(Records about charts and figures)
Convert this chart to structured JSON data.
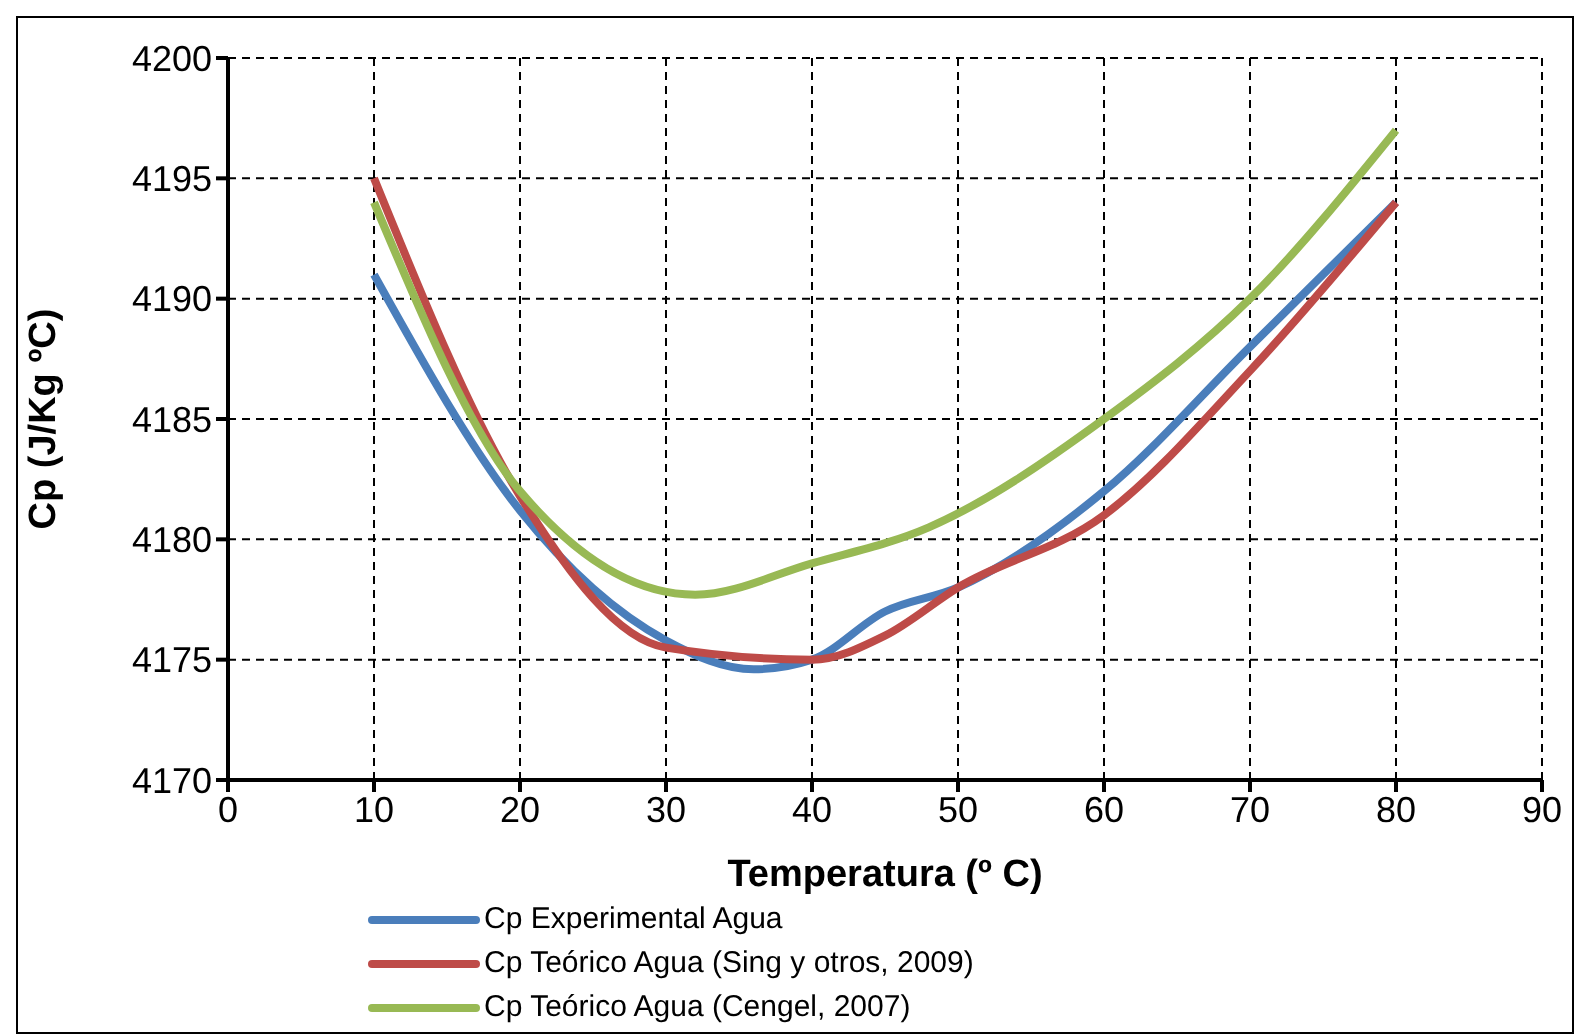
{
  "chart_data": {
    "type": "line",
    "xlabel": "Temperatura (º C)",
    "ylabel": "Cp (J/Kg ºC)",
    "xlim": [
      0,
      90
    ],
    "xticks": [
      0,
      10,
      20,
      30,
      40,
      50,
      60,
      70,
      80,
      90
    ],
    "ylim": [
      4170,
      4200
    ],
    "yticks": [
      4170,
      4175,
      4180,
      4185,
      4190,
      4195,
      4200
    ],
    "grid": true,
    "legend": "bottom",
    "marker": "none",
    "line_style": "solid",
    "series": [
      {
        "name": "Cp Experimental Agua",
        "color": "#4a7ebb",
        "x": [
          10,
          20,
          30,
          36,
          40,
          45,
          50,
          60,
          70,
          80
        ],
        "values": [
          4191,
          4181.2,
          4175.8,
          4174.6,
          4175,
          4177,
          4178,
          4182,
          4188,
          4194
        ]
      },
      {
        "name": "Cp Teórico Agua (Sing y otros, 2009)",
        "color": "#be4b48",
        "x": [
          10,
          20,
          30,
          40,
          45,
          50,
          60,
          70,
          80
        ],
        "values": [
          4195,
          4181.8,
          4175.5,
          4175,
          4176,
          4178,
          4181,
          4187,
          4194
        ]
      },
      {
        "name": "Cp Teórico Agua (Cengel, 2007)",
        "color": "#98b954",
        "x": [
          10,
          20,
          32,
          40,
          48,
          60,
          70,
          80
        ],
        "values": [
          4194,
          4182,
          4177.7,
          4179,
          4180.5,
          4185,
          4190,
          4197
        ]
      }
    ]
  }
}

Direction: All preceding records should be duplicated verbatim, images excepted.

Finished task:
Convert this chart to structured JSON data.
{
  "chart_data": {
    "type": "line",
    "xlabel": "Temperatura (º C)",
    "ylabel": "Cp (J/Kg ºC)",
    "xlim": [
      0,
      90
    ],
    "xticks": [
      0,
      10,
      20,
      30,
      40,
      50,
      60,
      70,
      80,
      90
    ],
    "ylim": [
      4170,
      4200
    ],
    "yticks": [
      4170,
      4175,
      4180,
      4185,
      4190,
      4195,
      4200
    ],
    "grid": true,
    "legend": "bottom",
    "marker": "none",
    "line_style": "solid",
    "series": [
      {
        "name": "Cp Experimental Agua",
        "color": "#4a7ebb",
        "x": [
          10,
          20,
          30,
          36,
          40,
          45,
          50,
          60,
          70,
          80
        ],
        "values": [
          4191,
          4181.2,
          4175.8,
          4174.6,
          4175,
          4177,
          4178,
          4182,
          4188,
          4194
        ]
      },
      {
        "name": "Cp Teórico Agua (Sing y otros, 2009)",
        "color": "#be4b48",
        "x": [
          10,
          20,
          30,
          40,
          45,
          50,
          60,
          70,
          80
        ],
        "values": [
          4195,
          4181.8,
          4175.5,
          4175,
          4176,
          4178,
          4181,
          4187,
          4194
        ]
      },
      {
        "name": "Cp Teórico Agua (Cengel, 2007)",
        "color": "#98b954",
        "x": [
          10,
          20,
          32,
          40,
          48,
          60,
          70,
          80
        ],
        "values": [
          4194,
          4182,
          4177.7,
          4179,
          4180.5,
          4185,
          4190,
          4197
        ]
      }
    ]
  }
}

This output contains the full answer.